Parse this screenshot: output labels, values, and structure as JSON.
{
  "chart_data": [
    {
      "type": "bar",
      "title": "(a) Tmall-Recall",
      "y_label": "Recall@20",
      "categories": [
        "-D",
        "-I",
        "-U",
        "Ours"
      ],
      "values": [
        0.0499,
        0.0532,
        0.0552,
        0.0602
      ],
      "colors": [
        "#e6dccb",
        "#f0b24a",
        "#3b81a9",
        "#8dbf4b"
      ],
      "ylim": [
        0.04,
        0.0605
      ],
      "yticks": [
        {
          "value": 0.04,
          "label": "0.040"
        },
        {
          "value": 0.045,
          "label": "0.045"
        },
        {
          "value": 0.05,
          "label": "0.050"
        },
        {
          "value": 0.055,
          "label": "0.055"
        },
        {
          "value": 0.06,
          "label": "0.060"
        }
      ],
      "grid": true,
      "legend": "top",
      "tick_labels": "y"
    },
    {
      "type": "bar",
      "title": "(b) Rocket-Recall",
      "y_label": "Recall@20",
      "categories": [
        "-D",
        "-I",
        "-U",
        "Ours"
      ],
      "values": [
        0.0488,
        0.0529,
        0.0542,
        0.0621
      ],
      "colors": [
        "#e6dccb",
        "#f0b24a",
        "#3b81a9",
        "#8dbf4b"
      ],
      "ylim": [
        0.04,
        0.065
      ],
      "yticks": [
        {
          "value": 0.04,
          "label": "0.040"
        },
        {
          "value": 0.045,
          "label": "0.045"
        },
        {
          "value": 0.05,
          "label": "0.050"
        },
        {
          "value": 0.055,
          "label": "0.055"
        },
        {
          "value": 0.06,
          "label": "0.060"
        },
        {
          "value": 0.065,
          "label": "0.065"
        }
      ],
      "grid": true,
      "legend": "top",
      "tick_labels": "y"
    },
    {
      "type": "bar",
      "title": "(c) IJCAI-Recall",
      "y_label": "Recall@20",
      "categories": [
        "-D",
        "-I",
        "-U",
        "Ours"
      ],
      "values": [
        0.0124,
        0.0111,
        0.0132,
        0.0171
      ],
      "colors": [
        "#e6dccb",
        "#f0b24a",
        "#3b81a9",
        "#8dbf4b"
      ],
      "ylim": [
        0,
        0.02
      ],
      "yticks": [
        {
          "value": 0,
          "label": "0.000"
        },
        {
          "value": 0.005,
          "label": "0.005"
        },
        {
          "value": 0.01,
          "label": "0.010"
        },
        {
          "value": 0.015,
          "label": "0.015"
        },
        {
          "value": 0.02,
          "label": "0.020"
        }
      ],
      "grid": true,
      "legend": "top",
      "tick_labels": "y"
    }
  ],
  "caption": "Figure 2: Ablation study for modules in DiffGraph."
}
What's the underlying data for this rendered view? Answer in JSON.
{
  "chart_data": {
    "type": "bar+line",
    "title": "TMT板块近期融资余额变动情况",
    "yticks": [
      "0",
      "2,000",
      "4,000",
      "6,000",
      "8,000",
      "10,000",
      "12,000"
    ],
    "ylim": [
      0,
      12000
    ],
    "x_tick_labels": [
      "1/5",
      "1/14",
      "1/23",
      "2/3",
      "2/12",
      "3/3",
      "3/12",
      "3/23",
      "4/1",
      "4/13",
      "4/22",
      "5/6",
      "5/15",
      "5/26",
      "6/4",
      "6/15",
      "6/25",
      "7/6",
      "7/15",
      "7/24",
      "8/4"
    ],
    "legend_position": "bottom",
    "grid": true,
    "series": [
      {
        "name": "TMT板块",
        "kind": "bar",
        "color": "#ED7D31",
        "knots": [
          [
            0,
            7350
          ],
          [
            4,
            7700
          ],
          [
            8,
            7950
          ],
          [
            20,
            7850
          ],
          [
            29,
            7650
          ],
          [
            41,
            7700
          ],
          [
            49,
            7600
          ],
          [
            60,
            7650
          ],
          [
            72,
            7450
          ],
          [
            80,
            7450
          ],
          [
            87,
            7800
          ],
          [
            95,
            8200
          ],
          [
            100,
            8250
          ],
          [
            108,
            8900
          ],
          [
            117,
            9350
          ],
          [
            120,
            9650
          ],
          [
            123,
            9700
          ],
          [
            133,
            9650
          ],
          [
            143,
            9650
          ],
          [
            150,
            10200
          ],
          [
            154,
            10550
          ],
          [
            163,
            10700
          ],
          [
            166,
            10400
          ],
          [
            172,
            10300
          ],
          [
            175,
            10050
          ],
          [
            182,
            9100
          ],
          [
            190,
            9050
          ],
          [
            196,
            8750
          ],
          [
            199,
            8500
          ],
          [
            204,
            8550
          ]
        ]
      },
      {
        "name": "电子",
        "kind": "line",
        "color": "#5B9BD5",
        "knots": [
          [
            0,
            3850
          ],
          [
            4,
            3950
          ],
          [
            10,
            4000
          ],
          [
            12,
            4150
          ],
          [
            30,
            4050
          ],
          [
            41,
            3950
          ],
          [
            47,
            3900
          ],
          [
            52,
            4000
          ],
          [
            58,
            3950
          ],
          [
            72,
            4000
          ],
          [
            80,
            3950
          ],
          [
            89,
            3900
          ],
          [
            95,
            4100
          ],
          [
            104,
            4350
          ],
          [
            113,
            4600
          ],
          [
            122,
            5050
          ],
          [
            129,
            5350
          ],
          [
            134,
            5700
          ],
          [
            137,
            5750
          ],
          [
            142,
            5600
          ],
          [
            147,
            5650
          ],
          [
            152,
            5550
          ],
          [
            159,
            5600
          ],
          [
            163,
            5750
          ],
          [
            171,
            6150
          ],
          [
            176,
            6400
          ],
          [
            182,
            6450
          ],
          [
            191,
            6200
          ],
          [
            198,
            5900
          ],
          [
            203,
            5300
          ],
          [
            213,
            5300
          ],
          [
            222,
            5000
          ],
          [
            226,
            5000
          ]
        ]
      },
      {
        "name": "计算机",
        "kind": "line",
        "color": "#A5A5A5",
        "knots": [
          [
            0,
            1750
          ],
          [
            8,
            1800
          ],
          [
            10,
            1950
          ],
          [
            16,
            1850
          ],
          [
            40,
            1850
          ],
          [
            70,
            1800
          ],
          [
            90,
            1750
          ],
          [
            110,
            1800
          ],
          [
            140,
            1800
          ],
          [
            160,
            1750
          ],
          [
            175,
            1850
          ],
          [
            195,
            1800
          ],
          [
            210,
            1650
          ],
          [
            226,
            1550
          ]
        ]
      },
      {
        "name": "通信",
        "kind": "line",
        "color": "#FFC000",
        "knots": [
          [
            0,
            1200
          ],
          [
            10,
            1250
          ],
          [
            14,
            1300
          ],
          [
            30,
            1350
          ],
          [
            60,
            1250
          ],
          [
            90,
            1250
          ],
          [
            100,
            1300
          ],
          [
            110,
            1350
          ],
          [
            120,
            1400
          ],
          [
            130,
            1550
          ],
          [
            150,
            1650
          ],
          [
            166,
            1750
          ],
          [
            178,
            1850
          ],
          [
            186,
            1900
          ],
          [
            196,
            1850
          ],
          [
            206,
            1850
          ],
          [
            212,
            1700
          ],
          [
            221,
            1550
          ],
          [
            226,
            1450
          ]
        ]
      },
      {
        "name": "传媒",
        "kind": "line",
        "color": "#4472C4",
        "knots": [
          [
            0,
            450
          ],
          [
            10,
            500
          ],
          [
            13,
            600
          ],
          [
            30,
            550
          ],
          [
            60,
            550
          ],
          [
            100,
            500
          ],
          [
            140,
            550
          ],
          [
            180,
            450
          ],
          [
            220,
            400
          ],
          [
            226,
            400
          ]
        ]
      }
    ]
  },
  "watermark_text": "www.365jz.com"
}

========================

*What needs to be done*. Determine how many lines of the records above contain the word "name", and report only that number.

*Written reply*. 5